▸ **What the task requires**
Whenever a line of the data below holds the string "text", copy that line.

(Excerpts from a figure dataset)

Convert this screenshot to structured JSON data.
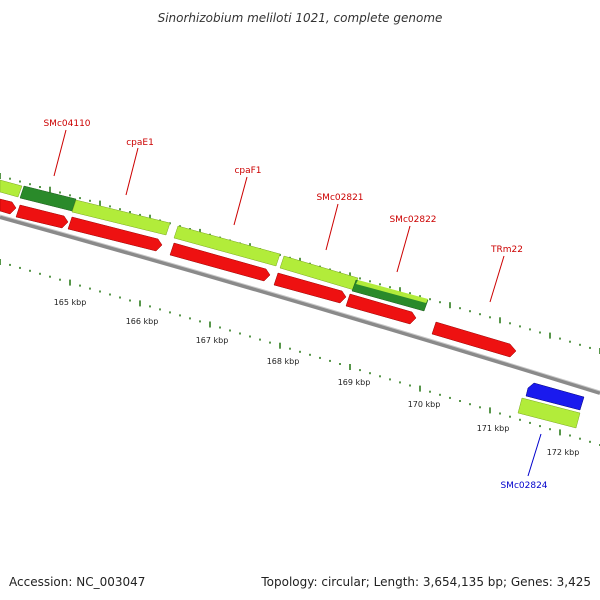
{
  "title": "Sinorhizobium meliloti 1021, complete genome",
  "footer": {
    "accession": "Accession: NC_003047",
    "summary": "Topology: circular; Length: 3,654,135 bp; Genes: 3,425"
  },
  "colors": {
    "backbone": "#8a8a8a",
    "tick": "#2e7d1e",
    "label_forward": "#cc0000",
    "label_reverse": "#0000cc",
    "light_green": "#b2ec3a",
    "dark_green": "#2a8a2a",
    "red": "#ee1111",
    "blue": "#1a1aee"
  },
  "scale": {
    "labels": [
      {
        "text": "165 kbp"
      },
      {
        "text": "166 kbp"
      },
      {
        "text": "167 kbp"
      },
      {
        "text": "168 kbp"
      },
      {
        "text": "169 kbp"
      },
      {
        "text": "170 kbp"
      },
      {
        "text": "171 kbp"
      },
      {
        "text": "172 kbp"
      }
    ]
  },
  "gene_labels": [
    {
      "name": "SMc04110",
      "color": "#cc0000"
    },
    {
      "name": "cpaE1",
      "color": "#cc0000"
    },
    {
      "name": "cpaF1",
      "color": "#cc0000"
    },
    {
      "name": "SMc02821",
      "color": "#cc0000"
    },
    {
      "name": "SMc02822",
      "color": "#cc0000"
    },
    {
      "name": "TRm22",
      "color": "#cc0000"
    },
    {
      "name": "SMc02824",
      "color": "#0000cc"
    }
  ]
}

▸ **Exercise answer**
        "text": "165 kbp"
        "text": "166 kbp"
        "text": "167 kbp"
        "text": "168 kbp"
        "text": "169 kbp"
        "text": "170 kbp"
        "text": "171 kbp"
        "text": "172 kbp"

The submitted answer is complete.